+++ Records to use

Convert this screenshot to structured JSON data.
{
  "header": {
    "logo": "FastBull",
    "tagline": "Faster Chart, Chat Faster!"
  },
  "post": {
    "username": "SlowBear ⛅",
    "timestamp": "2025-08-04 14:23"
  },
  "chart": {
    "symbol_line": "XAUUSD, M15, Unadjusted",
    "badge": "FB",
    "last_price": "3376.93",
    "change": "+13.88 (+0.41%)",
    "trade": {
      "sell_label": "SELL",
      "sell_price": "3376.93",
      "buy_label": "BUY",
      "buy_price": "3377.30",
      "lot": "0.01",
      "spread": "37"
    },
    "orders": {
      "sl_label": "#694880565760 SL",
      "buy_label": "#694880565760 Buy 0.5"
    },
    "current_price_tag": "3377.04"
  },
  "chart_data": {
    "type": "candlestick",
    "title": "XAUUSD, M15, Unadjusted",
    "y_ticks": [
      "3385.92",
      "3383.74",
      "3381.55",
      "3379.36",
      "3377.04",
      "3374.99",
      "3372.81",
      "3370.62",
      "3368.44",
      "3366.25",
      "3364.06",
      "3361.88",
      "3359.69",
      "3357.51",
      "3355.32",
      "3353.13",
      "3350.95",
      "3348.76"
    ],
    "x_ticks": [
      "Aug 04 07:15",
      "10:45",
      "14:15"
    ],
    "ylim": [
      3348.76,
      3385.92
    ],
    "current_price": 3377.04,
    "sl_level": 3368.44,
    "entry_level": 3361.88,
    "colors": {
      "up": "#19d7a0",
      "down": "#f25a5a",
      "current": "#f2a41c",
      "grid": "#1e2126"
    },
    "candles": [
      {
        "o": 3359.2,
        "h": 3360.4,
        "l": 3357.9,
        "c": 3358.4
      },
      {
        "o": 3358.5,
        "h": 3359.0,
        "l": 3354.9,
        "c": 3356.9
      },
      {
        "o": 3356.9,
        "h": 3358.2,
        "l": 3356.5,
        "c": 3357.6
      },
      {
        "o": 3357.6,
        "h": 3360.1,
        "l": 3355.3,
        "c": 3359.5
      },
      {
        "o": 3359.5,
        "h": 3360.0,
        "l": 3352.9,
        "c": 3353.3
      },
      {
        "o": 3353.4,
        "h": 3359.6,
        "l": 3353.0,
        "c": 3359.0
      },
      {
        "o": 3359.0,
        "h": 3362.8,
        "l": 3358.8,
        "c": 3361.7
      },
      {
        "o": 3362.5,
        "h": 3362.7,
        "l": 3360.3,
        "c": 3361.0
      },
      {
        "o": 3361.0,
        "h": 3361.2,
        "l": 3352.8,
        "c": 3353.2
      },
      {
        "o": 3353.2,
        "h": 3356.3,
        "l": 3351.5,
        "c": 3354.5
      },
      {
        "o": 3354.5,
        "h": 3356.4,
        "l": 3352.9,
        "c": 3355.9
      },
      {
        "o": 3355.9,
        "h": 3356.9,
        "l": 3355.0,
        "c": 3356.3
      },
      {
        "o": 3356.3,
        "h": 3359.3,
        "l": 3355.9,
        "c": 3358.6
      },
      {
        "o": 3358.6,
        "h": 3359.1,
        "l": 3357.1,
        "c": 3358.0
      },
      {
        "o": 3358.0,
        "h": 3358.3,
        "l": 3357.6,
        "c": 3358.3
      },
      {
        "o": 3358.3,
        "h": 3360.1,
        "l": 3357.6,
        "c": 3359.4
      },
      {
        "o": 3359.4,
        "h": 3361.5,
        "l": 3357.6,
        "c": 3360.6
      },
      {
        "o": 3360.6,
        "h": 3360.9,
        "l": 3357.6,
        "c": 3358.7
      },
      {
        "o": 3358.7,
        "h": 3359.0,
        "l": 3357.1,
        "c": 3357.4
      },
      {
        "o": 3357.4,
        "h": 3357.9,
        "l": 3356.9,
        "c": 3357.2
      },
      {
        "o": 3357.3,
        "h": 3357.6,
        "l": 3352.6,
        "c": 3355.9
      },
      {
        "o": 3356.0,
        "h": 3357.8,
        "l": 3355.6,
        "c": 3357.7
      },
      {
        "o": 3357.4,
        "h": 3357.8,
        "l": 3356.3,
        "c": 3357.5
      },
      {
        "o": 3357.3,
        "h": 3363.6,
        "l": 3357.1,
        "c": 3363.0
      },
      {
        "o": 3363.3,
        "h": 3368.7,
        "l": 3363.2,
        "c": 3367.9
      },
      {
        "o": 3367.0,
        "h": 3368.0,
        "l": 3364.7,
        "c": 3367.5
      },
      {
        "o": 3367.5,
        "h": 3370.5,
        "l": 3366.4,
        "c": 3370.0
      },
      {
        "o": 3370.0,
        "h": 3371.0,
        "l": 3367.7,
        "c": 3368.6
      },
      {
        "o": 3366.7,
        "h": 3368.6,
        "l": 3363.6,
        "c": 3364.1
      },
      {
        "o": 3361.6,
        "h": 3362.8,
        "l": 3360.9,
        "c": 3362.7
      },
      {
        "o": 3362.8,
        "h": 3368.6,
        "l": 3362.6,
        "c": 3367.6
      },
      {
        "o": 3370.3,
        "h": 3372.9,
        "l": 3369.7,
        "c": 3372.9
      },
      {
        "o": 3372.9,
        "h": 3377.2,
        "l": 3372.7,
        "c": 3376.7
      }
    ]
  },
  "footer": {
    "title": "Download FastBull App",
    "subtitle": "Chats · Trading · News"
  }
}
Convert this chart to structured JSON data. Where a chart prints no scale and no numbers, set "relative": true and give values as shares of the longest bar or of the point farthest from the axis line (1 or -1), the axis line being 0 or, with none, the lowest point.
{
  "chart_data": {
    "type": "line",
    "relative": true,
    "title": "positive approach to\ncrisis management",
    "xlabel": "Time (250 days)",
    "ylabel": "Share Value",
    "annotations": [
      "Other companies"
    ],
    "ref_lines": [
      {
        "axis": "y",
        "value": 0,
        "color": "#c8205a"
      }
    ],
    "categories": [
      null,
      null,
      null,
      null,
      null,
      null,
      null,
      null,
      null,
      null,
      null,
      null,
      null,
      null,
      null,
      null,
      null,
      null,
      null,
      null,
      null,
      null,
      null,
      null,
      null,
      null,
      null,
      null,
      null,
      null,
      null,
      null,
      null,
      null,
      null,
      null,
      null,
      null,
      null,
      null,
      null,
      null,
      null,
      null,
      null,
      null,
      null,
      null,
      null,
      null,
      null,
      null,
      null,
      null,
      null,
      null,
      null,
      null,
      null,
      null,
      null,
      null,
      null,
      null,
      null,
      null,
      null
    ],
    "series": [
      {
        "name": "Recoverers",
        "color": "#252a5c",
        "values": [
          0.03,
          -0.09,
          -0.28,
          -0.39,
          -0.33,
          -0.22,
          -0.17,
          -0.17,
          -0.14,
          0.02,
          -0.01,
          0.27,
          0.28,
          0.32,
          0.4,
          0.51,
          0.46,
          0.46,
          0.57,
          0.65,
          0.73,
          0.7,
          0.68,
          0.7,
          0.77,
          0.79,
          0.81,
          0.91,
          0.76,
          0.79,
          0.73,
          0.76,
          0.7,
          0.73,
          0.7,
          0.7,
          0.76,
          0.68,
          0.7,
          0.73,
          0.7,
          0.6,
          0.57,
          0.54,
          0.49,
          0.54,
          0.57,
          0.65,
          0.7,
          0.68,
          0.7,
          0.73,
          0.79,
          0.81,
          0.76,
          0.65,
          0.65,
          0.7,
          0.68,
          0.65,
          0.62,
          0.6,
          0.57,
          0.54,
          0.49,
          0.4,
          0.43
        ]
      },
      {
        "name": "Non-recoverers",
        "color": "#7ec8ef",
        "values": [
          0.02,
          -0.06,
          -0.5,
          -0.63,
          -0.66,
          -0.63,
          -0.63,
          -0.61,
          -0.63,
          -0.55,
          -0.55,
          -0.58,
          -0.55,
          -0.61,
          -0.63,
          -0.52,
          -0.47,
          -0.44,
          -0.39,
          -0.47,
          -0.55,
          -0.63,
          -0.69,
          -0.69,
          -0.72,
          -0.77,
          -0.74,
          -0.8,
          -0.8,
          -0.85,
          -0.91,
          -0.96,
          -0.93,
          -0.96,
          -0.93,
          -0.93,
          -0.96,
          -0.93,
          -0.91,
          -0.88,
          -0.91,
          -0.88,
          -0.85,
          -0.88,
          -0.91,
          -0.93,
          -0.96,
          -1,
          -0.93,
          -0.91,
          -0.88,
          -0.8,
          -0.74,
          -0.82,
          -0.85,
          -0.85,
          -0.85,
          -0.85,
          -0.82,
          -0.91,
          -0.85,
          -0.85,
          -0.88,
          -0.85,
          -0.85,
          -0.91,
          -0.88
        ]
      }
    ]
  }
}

++++++

Determine the number of lines in the records that include the string "structured", and respond with that number only.

2